─── TEXTE SOURCE

Mais les rapports médicaux des médecins consultés peuvent contenir des données qui ont trait à des tiers. Il n'est par conséquent pas exclu que l'auteur d'un rapport médical y appose la mention "confidentiel" lorsqu'un passage de son rapport contient des données dont le patient n'a pas lui-même connaissance, par exemple des antécédents familiaux. Il est recommandé en ce cas que l'auteur du rapport scinde son rapport en deux parties dont une seule comporte les données relatives à des tiers. De cette manière, il signalera clairement au destinataire du rapport quelles sont les données dont le patient ne peut prendre connaissance. Cette éventualité ne sera que très exceptionnelle.
Si un rapport médical porte la mention "confidentiel", "strictement confidentiel" ou "document à ne pas communiquer au patient", il s'agit généralement d'une information qui ne peut être divulguée au patient en raison d'un diagnostic grave ou d'un pronostic fatal et de l'inaptitude du patient à recevoir cette information, suivant l'auteur du rapport. Cette opinion du médecin consulté constitue évidemment un élément important pour le médecin traitant, mais comme exposé ci-dessus, c'est à lui qu'il appartient de décider de communiquer ou de taire cette information.

──────

• **CONSIGNE DE TRAVAIL 1**
Relevez dans le texte source toutes les mentions qu'un rapport médical peut porter selon le second paragraphe.
• **CONSIGNE DE TRAVAIL 2**
Rédigez la suite du texte source sur les rapports médicaux confidentiels, en reprenant après sa dernière phrase.

─── DONNÉES À EXAMINER

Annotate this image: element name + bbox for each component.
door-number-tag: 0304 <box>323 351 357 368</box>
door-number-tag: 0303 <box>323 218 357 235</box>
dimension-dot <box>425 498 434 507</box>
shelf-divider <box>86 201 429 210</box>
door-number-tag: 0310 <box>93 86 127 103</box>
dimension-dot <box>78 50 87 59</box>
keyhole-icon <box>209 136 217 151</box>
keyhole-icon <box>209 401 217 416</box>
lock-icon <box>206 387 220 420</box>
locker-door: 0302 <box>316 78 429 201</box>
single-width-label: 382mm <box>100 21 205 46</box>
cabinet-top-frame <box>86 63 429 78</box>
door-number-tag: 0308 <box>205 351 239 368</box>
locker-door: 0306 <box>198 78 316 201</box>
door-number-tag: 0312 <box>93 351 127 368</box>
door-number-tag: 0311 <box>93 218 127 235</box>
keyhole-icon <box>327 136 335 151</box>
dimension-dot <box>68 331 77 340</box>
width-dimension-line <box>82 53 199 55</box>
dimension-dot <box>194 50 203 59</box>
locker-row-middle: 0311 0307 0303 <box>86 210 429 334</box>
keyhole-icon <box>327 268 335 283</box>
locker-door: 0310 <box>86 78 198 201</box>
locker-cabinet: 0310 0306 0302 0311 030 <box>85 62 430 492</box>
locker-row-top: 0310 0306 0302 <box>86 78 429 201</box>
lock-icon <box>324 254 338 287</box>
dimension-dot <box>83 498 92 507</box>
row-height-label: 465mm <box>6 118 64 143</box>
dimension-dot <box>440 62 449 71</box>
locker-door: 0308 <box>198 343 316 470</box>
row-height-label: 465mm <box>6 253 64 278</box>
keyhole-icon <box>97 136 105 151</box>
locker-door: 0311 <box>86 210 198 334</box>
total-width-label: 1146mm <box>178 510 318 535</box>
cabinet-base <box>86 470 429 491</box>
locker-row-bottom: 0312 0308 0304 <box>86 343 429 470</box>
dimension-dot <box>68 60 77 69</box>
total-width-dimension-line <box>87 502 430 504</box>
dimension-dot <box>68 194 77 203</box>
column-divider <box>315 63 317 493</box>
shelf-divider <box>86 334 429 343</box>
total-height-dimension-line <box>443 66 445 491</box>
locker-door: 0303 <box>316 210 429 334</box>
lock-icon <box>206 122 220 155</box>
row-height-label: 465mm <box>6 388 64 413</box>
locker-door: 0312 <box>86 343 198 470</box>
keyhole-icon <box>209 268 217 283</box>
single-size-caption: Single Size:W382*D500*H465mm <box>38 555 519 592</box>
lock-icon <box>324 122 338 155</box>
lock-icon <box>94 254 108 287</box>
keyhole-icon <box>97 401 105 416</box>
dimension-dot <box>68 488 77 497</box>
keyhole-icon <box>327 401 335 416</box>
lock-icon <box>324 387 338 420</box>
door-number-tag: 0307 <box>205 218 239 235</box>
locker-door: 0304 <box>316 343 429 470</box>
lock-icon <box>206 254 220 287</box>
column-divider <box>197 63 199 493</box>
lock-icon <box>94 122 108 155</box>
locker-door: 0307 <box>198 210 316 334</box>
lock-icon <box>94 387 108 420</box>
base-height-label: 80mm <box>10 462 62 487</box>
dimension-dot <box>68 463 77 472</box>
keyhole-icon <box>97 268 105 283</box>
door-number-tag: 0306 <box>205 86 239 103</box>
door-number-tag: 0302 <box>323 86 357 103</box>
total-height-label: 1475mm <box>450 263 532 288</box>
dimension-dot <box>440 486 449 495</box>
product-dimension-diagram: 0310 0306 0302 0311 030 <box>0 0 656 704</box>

──────

• **RÉPONSE ATTENDUE 1**
- « confidentiel »
- « strictement confidentiel »
- « document à ne pas communiquer au patient »

• **RÉPONSE ATTENDUE 2**
Si cette information n'est pas divulguée au patient, les conditions définies à l'article 7, §4, de la loi doivent être respectées. Ainsi, le médecin traitant doit notamment consulter un confrère. Le Conseil national estime que la mention "confidentiel" sur le rapport médical ne suffit pas pour qu'il soit satisfait à cette obligation. Le médecin qui souhaite recourir à l'exception thérapeutique, doit consulter un « troisième médecin ».
Le Conseil national souligne que le législateur ne prévoit la possibilité de recourir à l'exception thérapeutique lors de l'information du patient qu'à titre exceptionnel seulement. Lors d'une demande de consultation du dossier, il est nécessaire de vérifier si les raisons invoquées pour ne pas divulguer certaines informations sont toujours d’actualité. Si tel est le cas, le patient exerce son droit de consultation par l'intermédiaire d'un médecin désigné par lui (article 9, §2, cinquième alinéa).
Quelques questions complémentaires
Quelques autres questions complémentaires sont posées dans la lettre adressée au Conseil national. Ainsi, l'on s'interroge à propos de la valeur juridique desdites mentions sur les rapports médicaux. Il ressort de ce qui précède que ces mentions n'ont pas un caractère contraignant à l'égard du détenteur du dossier médical, mais qu'elles doivent être considérées comme un signal de prudence dans la manipulation de ces données. Si le fait d'accorder ou de ne pas accorder la consultation de ces données au patient devait exceptionnellement conduire à une procédure en justice, seul le détenteur du dossier médical qui a décidé de manière autonome d'accorder ou non la consultation, en tout ou en partie, devra répondre de sa décision devant la Justice.
Le Conseil national estime en outre qu'il ne serait pas judicieux de conseiller au patient concerné de prendre contact avec le médecin ayant noté sur son rapport que le contenu de ce rapport ne doit pas lui être divulgué. Ce n'est pas ce médecin qui décide finalement de la consultation ou de la non-consultation du document.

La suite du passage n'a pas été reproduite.